EXERCISE:
Search the records for "object". Copy every line where it appears.

[Excerpts from a figure dataset]
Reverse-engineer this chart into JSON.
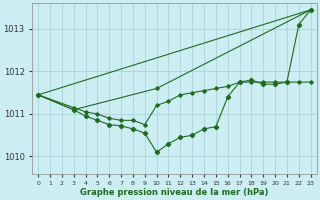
{
  "bg_color": "#cceef2",
  "grid_color": "#b0d8dc",
  "line_color": "#1f6b1f",
  "xlabel": "Graphe pression niveau de la mer (hPa)",
  "xlim": [
    -0.5,
    23.5
  ],
  "ylim": [
    1009.6,
    1013.6
  ],
  "yticks": [
    1010,
    1011,
    1012,
    1013
  ],
  "xticks": [
    0,
    1,
    2,
    3,
    4,
    5,
    6,
    7,
    8,
    9,
    10,
    11,
    12,
    13,
    14,
    15,
    16,
    17,
    18,
    19,
    20,
    21,
    22,
    23
  ],
  "series_top": {
    "x": [
      0,
      23
    ],
    "y": [
      1011.45,
      1013.45
    ]
  },
  "series_mid": {
    "x": [
      0,
      3,
      4,
      5,
      6,
      7,
      8,
      9,
      10,
      11,
      12,
      13,
      14,
      15,
      16,
      17,
      18,
      19,
      20,
      21,
      22,
      23
    ],
    "y": [
      1011.45,
      1011.15,
      1011.05,
      1011.0,
      1010.9,
      1010.85,
      1010.85,
      1010.75,
      1011.2,
      1011.3,
      1011.45,
      1011.5,
      1011.55,
      1011.6,
      1011.65,
      1011.75,
      1011.75,
      1011.75,
      1011.75,
      1011.75,
      1011.75,
      1011.75
    ]
  },
  "series_bottom": {
    "x": [
      0,
      3,
      4,
      5,
      6,
      7,
      8,
      9,
      10,
      11,
      12,
      13,
      14,
      15,
      16,
      17,
      18,
      19,
      20,
      21,
      22,
      23
    ],
    "y": [
      1011.45,
      1011.1,
      1010.95,
      1010.85,
      1010.75,
      1010.72,
      1010.65,
      1010.55,
      1010.1,
      1010.3,
      1010.45,
      1010.5,
      1010.65,
      1010.7,
      1011.4,
      1011.75,
      1011.8,
      1011.7,
      1011.7,
      1011.75,
      1013.1,
      1013.45
    ]
  },
  "series_line2": {
    "x": [
      0,
      3,
      10,
      23
    ],
    "y": [
      1011.45,
      1011.1,
      1011.6,
      1013.45
    ]
  }
}
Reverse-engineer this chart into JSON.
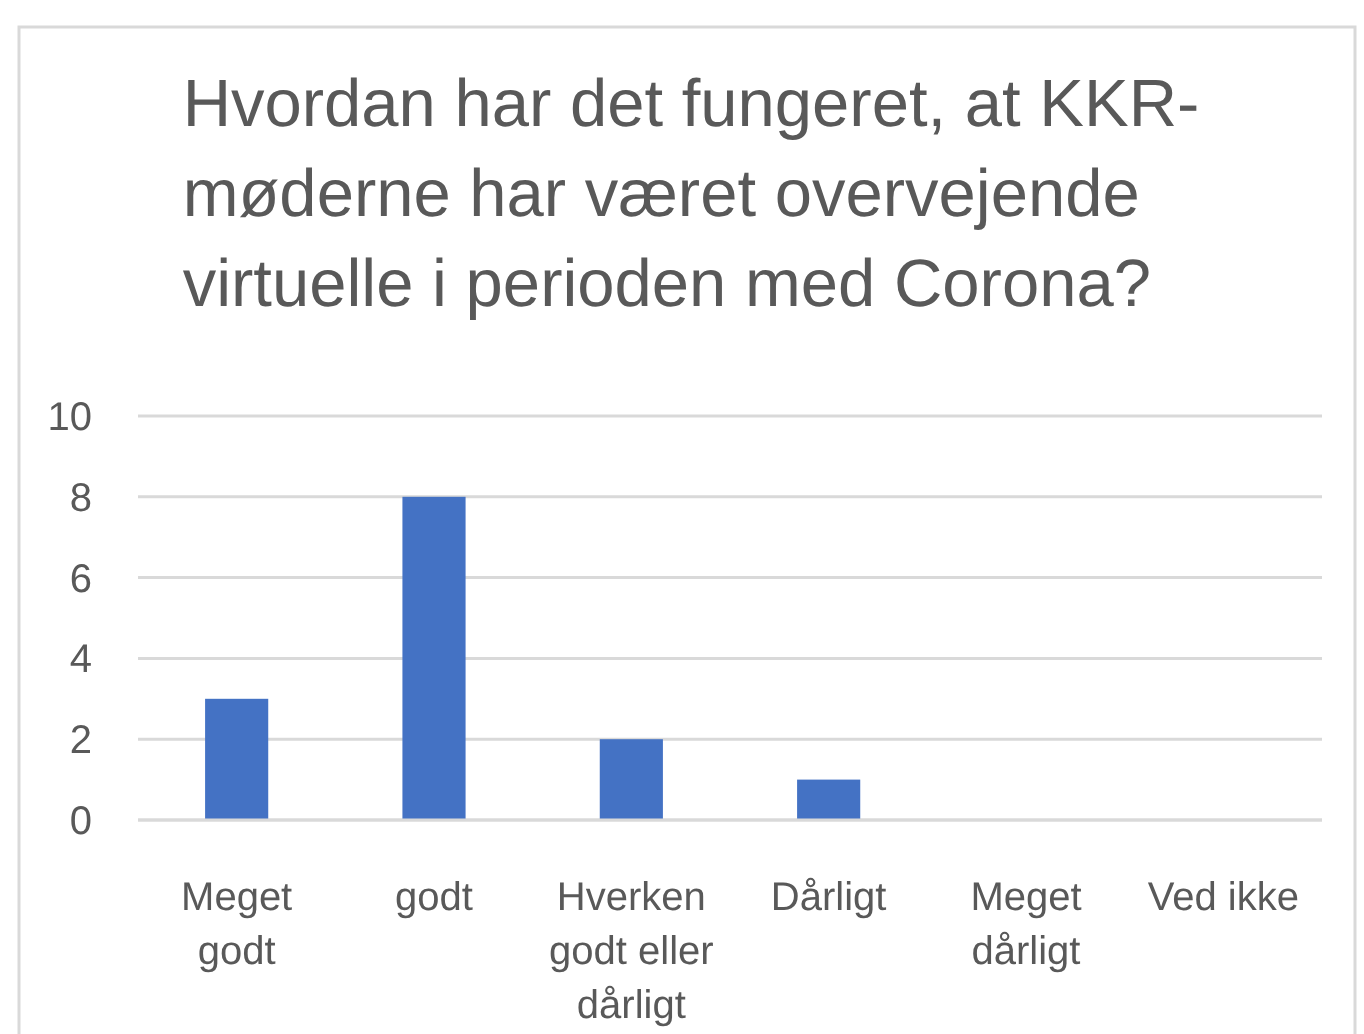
{
  "chart_data": {
    "type": "bar",
    "title": "Hvordan har det fungeret, at KKR-møderne har været overvejende virtuelle i perioden med Corona?",
    "categories": [
      "Meget godt",
      "godt",
      "Hverken godt eller dårligt",
      "Dårligt",
      "Meget dårligt",
      "Ved ikke"
    ],
    "values": [
      3,
      8,
      2,
      1,
      0,
      0
    ],
    "color": "#4472c4",
    "ylim": [
      0,
      10
    ],
    "yticks": [
      0,
      2,
      4,
      6,
      8,
      10
    ],
    "grid": "y"
  }
}
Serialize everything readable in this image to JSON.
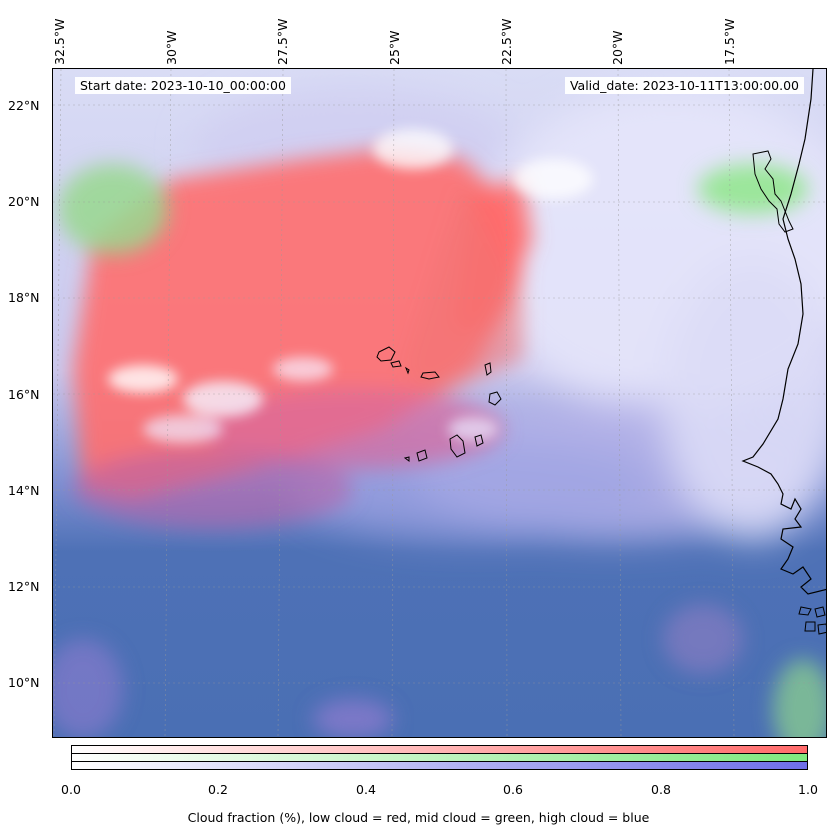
{
  "map": {
    "start_label": "Start date: 2023-10-10_00:00:00",
    "valid_label": "Valid_date: 2023-10-11T13:00:00.00",
    "lon_labels": [
      "32.5°W",
      "30°W",
      "27.5°W",
      "25°W",
      "22.5°W",
      "20°W",
      "17.5°W"
    ],
    "lat_labels": [
      "22°N",
      "20°N",
      "18°N",
      "16°N",
      "14°N",
      "12°N",
      "10°N"
    ],
    "colors": {
      "low_cloud": "#ff6a6a",
      "mid_cloud": "#7ee87e",
      "high_cloud": "#6e6ee8",
      "ocean_clear": "#4a6fb4"
    }
  },
  "colorbar": {
    "ticks": [
      "0.0",
      "0.2",
      "0.4",
      "0.6",
      "0.8",
      "1.0"
    ],
    "caption": "Cloud fraction (%), low cloud = red, mid cloud = green, high cloud = blue"
  }
}
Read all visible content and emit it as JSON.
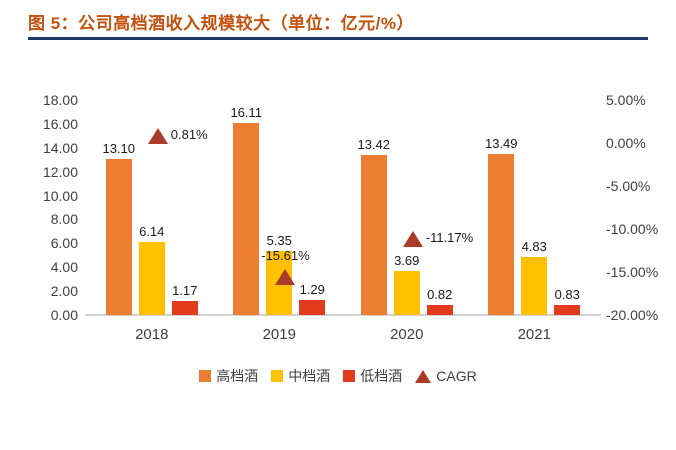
{
  "header": {
    "title": "图 5：公司高档酒收入规模较大（单位：亿元/%）"
  },
  "chart_data": {
    "type": "bar",
    "title": "公司高档酒收入规模较大",
    "unit": "亿元/%",
    "categories": [
      "2018",
      "2019",
      "2020",
      "2021"
    ],
    "series": [
      {
        "name": "高档酒",
        "color": "#ed7d31",
        "values": [
          13.1,
          16.11,
          13.42,
          13.49
        ],
        "labels": [
          "13.10",
          "16.11",
          "13.42",
          "13.49"
        ]
      },
      {
        "name": "中档酒",
        "color": "#ffc000",
        "values": [
          6.14,
          5.35,
          3.69,
          4.83
        ],
        "labels": [
          "6.14",
          "5.35",
          "3.69",
          "4.83"
        ]
      },
      {
        "name": "低档酒",
        "color": "#e23b1e",
        "values": [
          1.17,
          1.29,
          0.82,
          0.83
        ],
        "labels": [
          "1.17",
          "1.29",
          "0.82",
          "0.83"
        ]
      }
    ],
    "cagr": {
      "name": "CAGR",
      "color": "#a93b28",
      "points": [
        {
          "category": "2018",
          "value": 0.81,
          "label": "0.81%",
          "label_position": "right"
        },
        {
          "category": "2019",
          "value": -15.61,
          "label": "-15.61%",
          "label_position": "above"
        },
        {
          "category": "2020",
          "value": -11.17,
          "label": "-11.17%",
          "label_position": "right"
        }
      ]
    },
    "left_axis": {
      "min": 0,
      "max": 18,
      "ticks": [
        "18.00",
        "16.00",
        "14.00",
        "12.00",
        "10.00",
        "8.00",
        "6.00",
        "4.00",
        "2.00",
        "0.00"
      ]
    },
    "right_axis": {
      "min": -20,
      "max": 5,
      "ticks": [
        "5.00%",
        "0.00%",
        "-5.00%",
        "-10.00%",
        "-15.00%",
        "-20.00%"
      ]
    },
    "legend": [
      "高档酒",
      "中档酒",
      "低档酒",
      "CAGR"
    ],
    "grid": false,
    "legend_position": "bottom-center"
  }
}
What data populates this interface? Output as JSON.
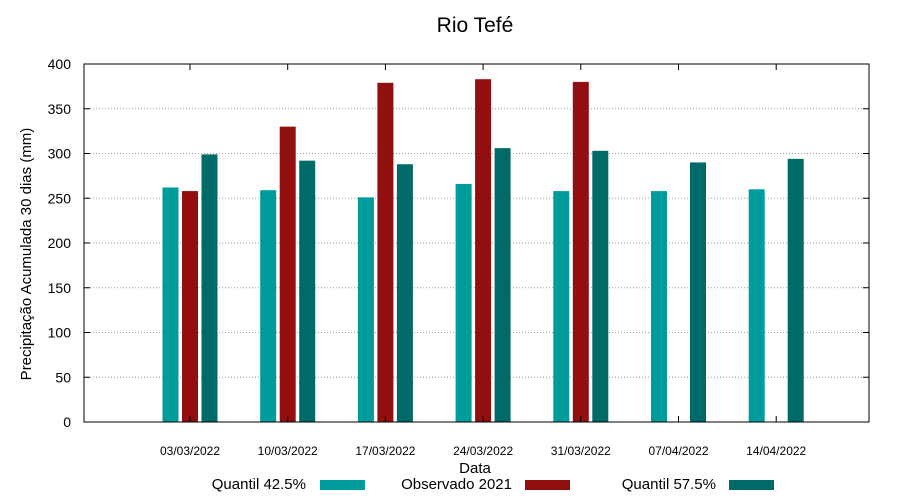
{
  "chart_data": {
    "type": "bar",
    "title": "Rio Tefé",
    "xlabel": "Data",
    "ylabel": "Precipitação Acumulada 30 dias (mm)",
    "ylim": [
      0,
      400
    ],
    "yticks": [
      0,
      50,
      100,
      150,
      200,
      250,
      300,
      350,
      400
    ],
    "grid": true,
    "legend_position": "bottom",
    "categories": [
      "03/03/2022",
      "10/03/2022",
      "17/03/2022",
      "24/03/2022",
      "31/03/2022",
      "07/04/2022",
      "14/04/2022"
    ],
    "series": [
      {
        "name": "Quantil 42.5%",
        "color": "#009b9b",
        "values": [
          262,
          259,
          251,
          266,
          258,
          258,
          260
        ]
      },
      {
        "name": "Observado 2021",
        "color": "#920f0f",
        "values": [
          258,
          330,
          379,
          383,
          380,
          null,
          null
        ]
      },
      {
        "name": "Quantil 57.5%",
        "color": "#006a68",
        "values": [
          299,
          292,
          288,
          306,
          303,
          290,
          294
        ]
      }
    ]
  }
}
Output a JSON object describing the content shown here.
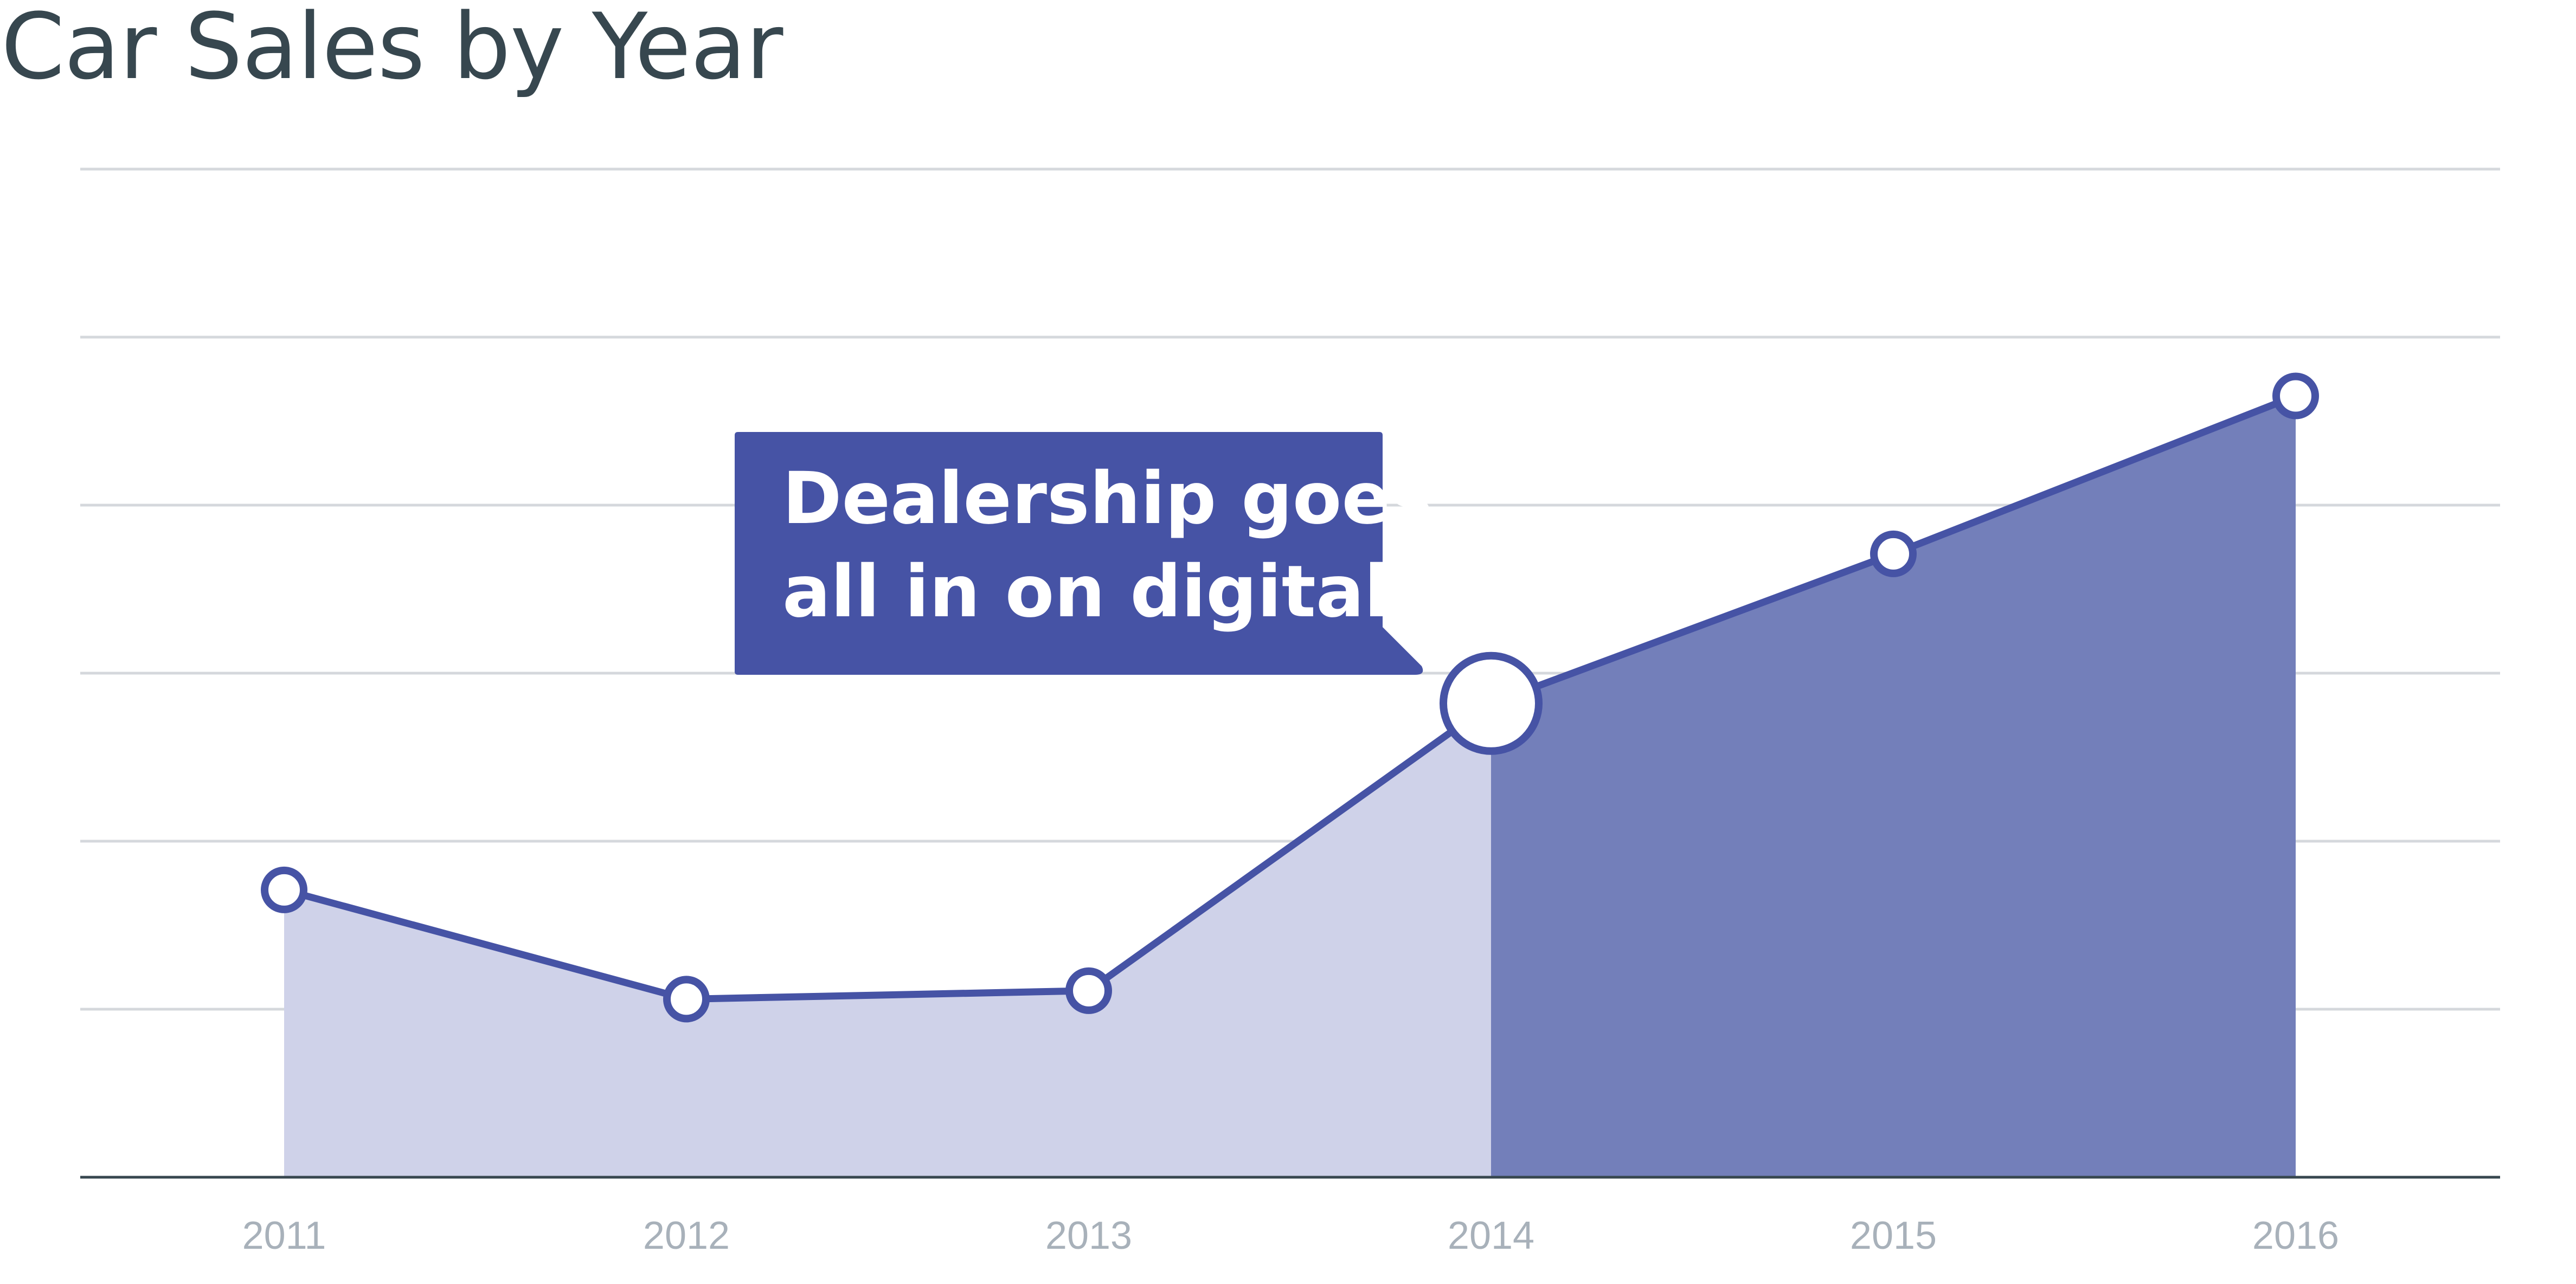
{
  "chart_data": {
    "type": "area",
    "title": "Car Sales by Year",
    "xlabel": "",
    "ylabel": "",
    "categories": [
      "2011",
      "2012",
      "2013",
      "2014",
      "2015",
      "2016"
    ],
    "series": [
      {
        "values": [
          171,
          106,
          111,
          282,
          371,
          465
        ]
      }
    ],
    "ylim": [
      0,
      600
    ],
    "grid": true,
    "annotation": {
      "text_lines": [
        "Dealership goes",
        "all in on digital"
      ],
      "target_category": "2014"
    },
    "colors": {
      "line": "#4653a5",
      "area_before": "#cfd2e9",
      "area_after": "#737fba",
      "callout": "#4653a5",
      "title": "#37474f",
      "tick_label": "#a8b1ba",
      "grid": "#d5d8dc"
    }
  }
}
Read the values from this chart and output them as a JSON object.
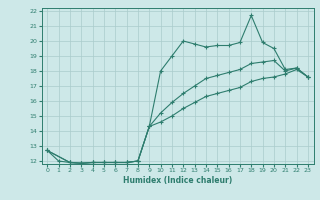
{
  "xlabel": "Humidex (Indice chaleur)",
  "bg_color": "#cde8e8",
  "line_color": "#2e7d6e",
  "grid_color": "#aacccc",
  "xlim": [
    -0.5,
    23.5
  ],
  "ylim": [
    11.8,
    22.2
  ],
  "xticks": [
    0,
    1,
    2,
    3,
    4,
    5,
    6,
    7,
    8,
    9,
    10,
    11,
    12,
    13,
    14,
    15,
    16,
    17,
    18,
    19,
    20,
    21,
    22,
    23
  ],
  "yticks": [
    12,
    13,
    14,
    15,
    16,
    17,
    18,
    19,
    20,
    21,
    22
  ],
  "line1_x": [
    0,
    1,
    2,
    3,
    4,
    5,
    6,
    7,
    8,
    9,
    10,
    11,
    12,
    13,
    14,
    15,
    16,
    17,
    18,
    19,
    20,
    21,
    22,
    23
  ],
  "line1_y": [
    12.7,
    12.0,
    11.9,
    11.85,
    11.9,
    11.9,
    11.9,
    11.9,
    12.0,
    14.3,
    18.0,
    19.0,
    20.0,
    19.8,
    19.6,
    19.7,
    19.7,
    19.9,
    21.7,
    19.9,
    19.5,
    18.1,
    18.2,
    17.6
  ],
  "line2_x": [
    0,
    2,
    3,
    4,
    5,
    6,
    7,
    8,
    9,
    10,
    11,
    12,
    13,
    14,
    15,
    16,
    17,
    18,
    19,
    20,
    21,
    22,
    23
  ],
  "line2_y": [
    12.7,
    11.9,
    11.85,
    11.9,
    11.9,
    11.9,
    11.9,
    12.0,
    14.3,
    15.2,
    15.9,
    16.5,
    17.0,
    17.5,
    17.7,
    17.9,
    18.1,
    18.5,
    18.6,
    18.7,
    18.0,
    18.2,
    17.6
  ],
  "line3_x": [
    0,
    2,
    3,
    4,
    5,
    6,
    7,
    8,
    9,
    10,
    11,
    12,
    13,
    14,
    15,
    16,
    17,
    18,
    19,
    20,
    21,
    22,
    23
  ],
  "line3_y": [
    12.7,
    11.9,
    11.85,
    11.9,
    11.9,
    11.9,
    11.9,
    12.0,
    14.3,
    14.6,
    15.0,
    15.5,
    15.9,
    16.3,
    16.5,
    16.7,
    16.9,
    17.3,
    17.5,
    17.6,
    17.8,
    18.1,
    17.6
  ]
}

SOLUTION TO THIS PROBLEM:
Output a JSON object describing the content shown here.
Read the values from this chart and output them as a JSON object.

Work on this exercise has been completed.